■ The task: Rewrite the records below with "gutter-marker" replaced by "margin-marker" everywhere it occurs, keeping everything else the same and leaving out the pictures.
***
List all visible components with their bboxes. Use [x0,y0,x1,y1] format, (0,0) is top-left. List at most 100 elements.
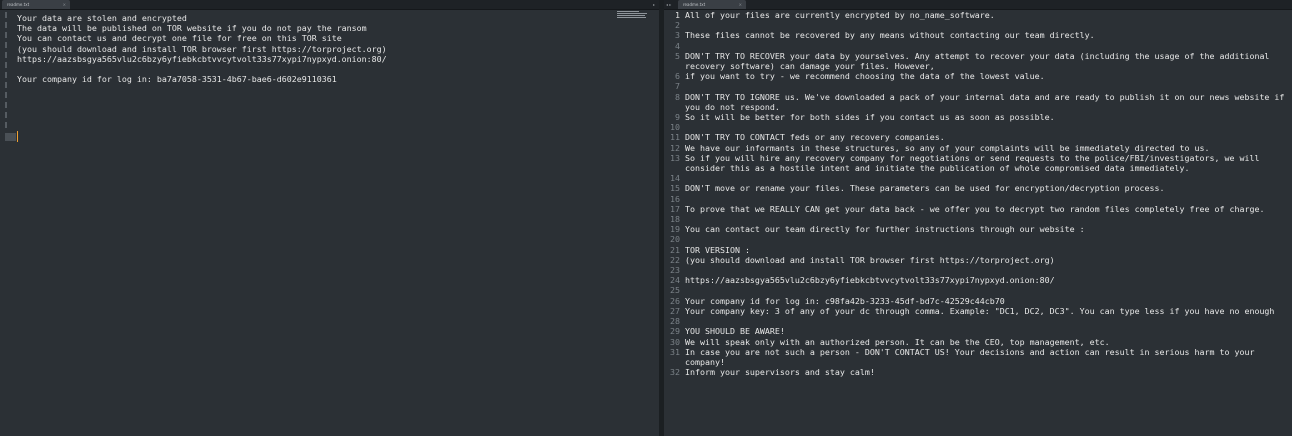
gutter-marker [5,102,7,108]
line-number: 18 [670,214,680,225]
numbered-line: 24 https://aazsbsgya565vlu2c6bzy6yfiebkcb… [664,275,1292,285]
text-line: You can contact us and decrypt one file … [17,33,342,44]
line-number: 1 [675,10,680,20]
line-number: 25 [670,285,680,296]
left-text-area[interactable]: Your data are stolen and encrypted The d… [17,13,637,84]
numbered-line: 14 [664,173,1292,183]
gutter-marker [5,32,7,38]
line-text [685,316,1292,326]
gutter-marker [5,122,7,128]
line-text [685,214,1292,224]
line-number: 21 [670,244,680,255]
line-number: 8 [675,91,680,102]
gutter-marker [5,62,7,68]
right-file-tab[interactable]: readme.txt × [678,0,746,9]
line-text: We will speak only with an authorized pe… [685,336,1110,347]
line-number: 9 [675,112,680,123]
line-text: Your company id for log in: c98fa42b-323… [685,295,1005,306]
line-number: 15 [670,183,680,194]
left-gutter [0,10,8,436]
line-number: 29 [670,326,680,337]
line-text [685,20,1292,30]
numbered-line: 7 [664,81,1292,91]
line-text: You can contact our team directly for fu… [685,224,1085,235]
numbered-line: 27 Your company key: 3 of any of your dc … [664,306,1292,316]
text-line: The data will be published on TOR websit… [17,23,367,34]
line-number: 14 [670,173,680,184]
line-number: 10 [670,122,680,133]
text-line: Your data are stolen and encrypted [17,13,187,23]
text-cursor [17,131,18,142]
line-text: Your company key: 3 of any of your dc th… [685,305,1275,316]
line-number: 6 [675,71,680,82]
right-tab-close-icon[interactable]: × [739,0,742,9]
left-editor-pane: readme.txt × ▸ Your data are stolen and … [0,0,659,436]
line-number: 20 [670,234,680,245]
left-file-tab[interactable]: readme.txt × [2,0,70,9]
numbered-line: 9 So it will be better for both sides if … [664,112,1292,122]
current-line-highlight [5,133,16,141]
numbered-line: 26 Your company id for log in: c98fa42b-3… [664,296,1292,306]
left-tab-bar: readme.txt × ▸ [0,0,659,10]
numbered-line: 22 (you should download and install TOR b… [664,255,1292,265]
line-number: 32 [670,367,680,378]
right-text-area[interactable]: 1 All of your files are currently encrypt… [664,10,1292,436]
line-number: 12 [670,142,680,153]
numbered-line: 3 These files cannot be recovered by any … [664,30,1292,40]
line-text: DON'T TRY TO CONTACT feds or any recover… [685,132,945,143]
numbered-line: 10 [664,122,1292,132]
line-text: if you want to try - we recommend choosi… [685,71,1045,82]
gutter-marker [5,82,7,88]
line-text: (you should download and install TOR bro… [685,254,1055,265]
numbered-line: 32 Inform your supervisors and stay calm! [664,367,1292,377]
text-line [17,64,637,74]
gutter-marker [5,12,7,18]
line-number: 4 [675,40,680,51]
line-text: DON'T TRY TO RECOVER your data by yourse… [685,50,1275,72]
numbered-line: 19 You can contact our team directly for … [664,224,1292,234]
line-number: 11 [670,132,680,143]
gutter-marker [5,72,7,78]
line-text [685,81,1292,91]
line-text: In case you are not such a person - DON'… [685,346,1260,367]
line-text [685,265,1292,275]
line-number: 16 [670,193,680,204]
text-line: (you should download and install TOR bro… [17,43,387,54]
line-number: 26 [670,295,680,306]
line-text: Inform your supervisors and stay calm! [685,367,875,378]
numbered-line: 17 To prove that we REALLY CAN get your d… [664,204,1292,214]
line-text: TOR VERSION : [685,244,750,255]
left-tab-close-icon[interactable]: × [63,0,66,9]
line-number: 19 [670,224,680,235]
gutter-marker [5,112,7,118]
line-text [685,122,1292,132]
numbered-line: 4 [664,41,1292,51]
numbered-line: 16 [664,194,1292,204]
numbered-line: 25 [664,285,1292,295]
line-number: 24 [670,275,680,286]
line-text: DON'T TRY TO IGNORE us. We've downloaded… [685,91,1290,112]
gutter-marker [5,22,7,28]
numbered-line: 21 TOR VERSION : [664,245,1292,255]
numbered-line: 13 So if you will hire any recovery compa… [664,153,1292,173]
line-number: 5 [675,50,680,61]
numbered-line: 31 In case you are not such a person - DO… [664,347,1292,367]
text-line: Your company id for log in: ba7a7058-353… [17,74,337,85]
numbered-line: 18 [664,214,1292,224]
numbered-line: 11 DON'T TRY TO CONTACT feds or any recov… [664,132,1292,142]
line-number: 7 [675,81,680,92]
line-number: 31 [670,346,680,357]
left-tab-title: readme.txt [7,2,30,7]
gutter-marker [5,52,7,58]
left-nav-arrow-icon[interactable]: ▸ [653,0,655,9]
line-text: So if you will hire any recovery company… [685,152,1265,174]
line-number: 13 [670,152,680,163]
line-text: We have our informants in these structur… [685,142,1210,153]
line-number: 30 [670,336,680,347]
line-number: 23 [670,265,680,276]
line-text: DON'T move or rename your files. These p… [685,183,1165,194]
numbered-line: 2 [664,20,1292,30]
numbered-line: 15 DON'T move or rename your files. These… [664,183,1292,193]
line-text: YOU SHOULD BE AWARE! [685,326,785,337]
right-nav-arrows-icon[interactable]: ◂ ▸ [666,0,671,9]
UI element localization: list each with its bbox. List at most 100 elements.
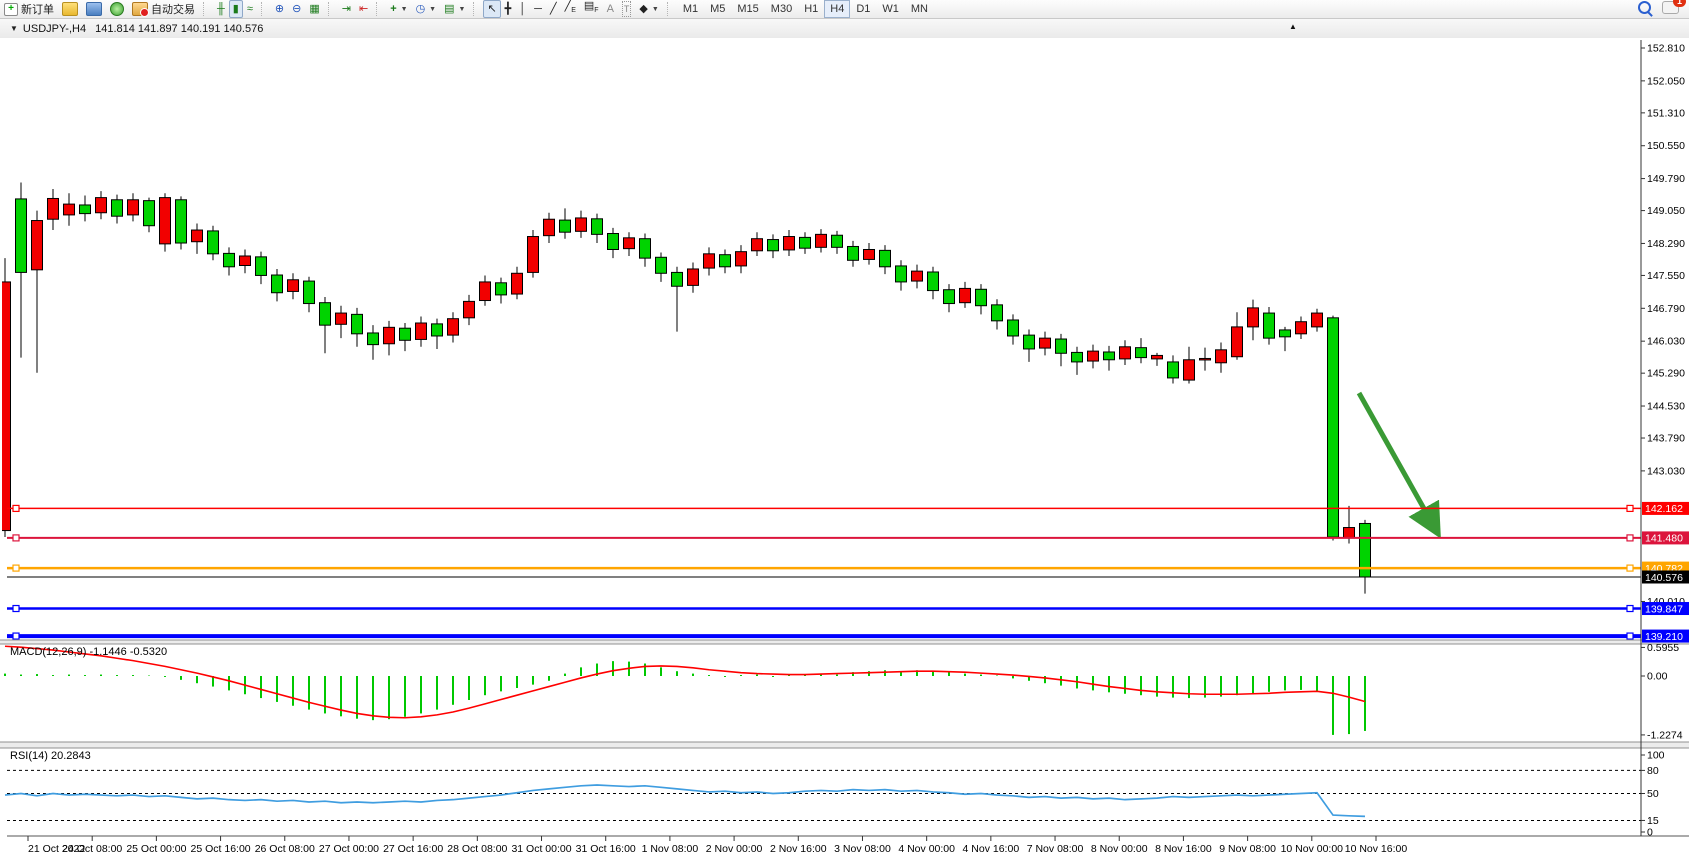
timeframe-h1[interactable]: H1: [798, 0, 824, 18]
***
■ Written response:
List all visible components with their bboxes. Use [x0,y0,x1,y1] format, (0,0) is top-left. List at most 100 elements.
margin-marker [5,102,7,108]
line-number: 18 [670,214,680,225]
numbered-line: 24 https://aazsbsgya565vlu2c6bzy6yfiebkcb… [664,275,1292,285]
text-line: You can contact us and decrypt one file … [17,33,342,44]
line-number: 1 [675,10,680,20]
line-number: 25 [670,285,680,296]
left-text-area[interactable]: Your data are stolen and encrypted The d… [17,13,637,84]
numbered-line: 14 [664,173,1292,183]
margin-marker [5,32,7,38]
line-text [685,316,1292,326]
margin-marker [5,122,7,128]
line-text [685,214,1292,224]
line-number: 21 [670,244,680,255]
line-number: 8 [675,91,680,102]
margin-marker [5,62,7,68]
right-file-tab[interactable]: readme.txt × [678,0,746,9]
line-text: We will speak only with an authorized pe… [685,336,1110,347]
line-number: 9 [675,112,680,123]
line-text: Your company id for log in: c98fa42b-323… [685,295,1005,306]
line-number: 15 [670,183,680,194]
left-gutter [0,10,8,436]
line-number: 29 [670,326,680,337]
line-text [685,20,1292,30]
numbered-line: 7 [664,81,1292,91]
line-text: You can contact our team directly for fu… [685,224,1085,235]
numbered-line: 27 Your company key: 3 of any of your dc … [664,306,1292,316]
text-line: The data will be published on TOR websit… [17,23,367,34]
line-number: 14 [670,173,680,184]
line-number: 10 [670,122,680,133]
text-line: Your data are stolen and encrypted [17,13,187,23]
text-cursor [17,131,18,142]
line-text: Your company key: 3 of any of your dc th… [685,305,1275,316]
line-number: 6 [675,71,680,82]
right-tab-close-icon[interactable]: × [739,0,742,9]
left-editor-pane: readme.txt × ▸ Your data are stolen and … [0,0,659,436]
line-number: 20 [670,234,680,245]
left-file-tab[interactable]: readme.txt × [2,0,70,9]
numbered-line: 9 So it will be better for both sides if … [664,112,1292,122]
current-line-highlight [5,133,16,141]
numbered-line: 26 Your company id for log in: c98fa42b-3… [664,296,1292,306]
left-tab-bar: readme.txt × ▸ [0,0,659,10]
numbered-line: 22 (you should download and install TOR b… [664,255,1292,265]
line-number: 32 [670,367,680,378]
right-text-area[interactable]: 1 All of your files are currently encrypt… [664,10,1292,436]
line-number: 12 [670,142,680,153]
numbered-line: 3 These files cannot be recovered by any … [664,30,1292,40]
line-text: DON'T TRY TO CONTACT feds or any recover… [685,132,945,143]
numbered-line: 10 [664,122,1292,132]
line-text: if you want to try - we recommend choosi… [685,71,1045,82]
margin-marker [5,82,7,88]
line-text: (you should download and install TOR bro… [685,254,1055,265]
numbered-line: 32 Inform your supervisors and stay calm! [664,367,1292,377]
text-line [17,64,637,74]
margin-marker [5,12,7,18]
line-number: 4 [675,40,680,51]
line-text: DON'T TRY TO RECOVER your data by yourse… [685,50,1275,72]
numbered-line: 19 You can contact our team directly for … [664,224,1292,234]
line-number: 11 [670,132,680,143]
margin-marker [5,72,7,78]
line-text [685,81,1292,91]
line-text: In case you are not such a person - DON'… [685,346,1260,367]
line-text [685,265,1292,275]
line-number: 16 [670,193,680,204]
text-line: (you should download and install TOR bro… [17,43,387,54]
line-number: 26 [670,295,680,306]
line-text: Inform your supervisors and stay calm! [685,367,875,378]
numbered-line: 17 To prove that we REALLY CAN get your d… [664,204,1292,214]
line-text: TOR VERSION : [685,244,750,255]
left-tab-close-icon[interactable]: × [63,0,66,9]
line-number: 19 [670,224,680,235]
margin-marker [5,112,7,118]
line-text [685,122,1292,132]
numbered-line: 4 [664,41,1292,51]
numbered-line: 16 [664,194,1292,204]
numbered-line: 25 [664,285,1292,295]
line-number: 24 [670,275,680,286]
line-text: DON'T TRY TO IGNORE us. We've downloaded… [685,91,1290,112]
margin-marker [5,22,7,28]
numbered-line: 21 TOR VERSION : [664,245,1292,255]
numbered-line: 13 So if you will hire any recovery compa… [664,153,1292,173]
line-number: 5 [675,50,680,61]
numbered-line: 31 In case you are not such a person - DO… [664,347,1292,367]
text-line: Your company id for log in: ba7a7058-353… [17,74,337,85]
numbered-line: 18 [664,214,1292,224]
numbered-line: 11 DON'T TRY TO CONTACT feds or any recov… [664,132,1292,142]
line-number: 7 [675,81,680,92]
line-number: 31 [670,346,680,357]
left-tab-title: readme.txt [7,2,30,7]
margin-marker [5,52,7,58]
left-nav-arrow-icon[interactable]: ▸ [653,0,655,9]
line-text: So if you will hire any recovery company… [685,152,1265,174]
line-number: 13 [670,152,680,163]
line-text: We have our informants in these structur… [685,142,1210,153]
line-number: 30 [670,336,680,347]
line-number: 23 [670,265,680,276]
line-text: DON'T move or rename your files. These p… [685,183,1165,194]
numbered-line: 2 [664,20,1292,30]
numbered-line: 15 DON'T move or rename your files. These… [664,183,1292,193]
line-text: YOU SHOULD BE AWARE! [685,326,785,337]
right-nav-arrows-icon[interactable]: ◂ ▸ [666,0,671,9]
UI element localization: list each with its bbox. List at most 100 elements.
timeframe-h1[interactable]: H1: [798, 0, 824, 18]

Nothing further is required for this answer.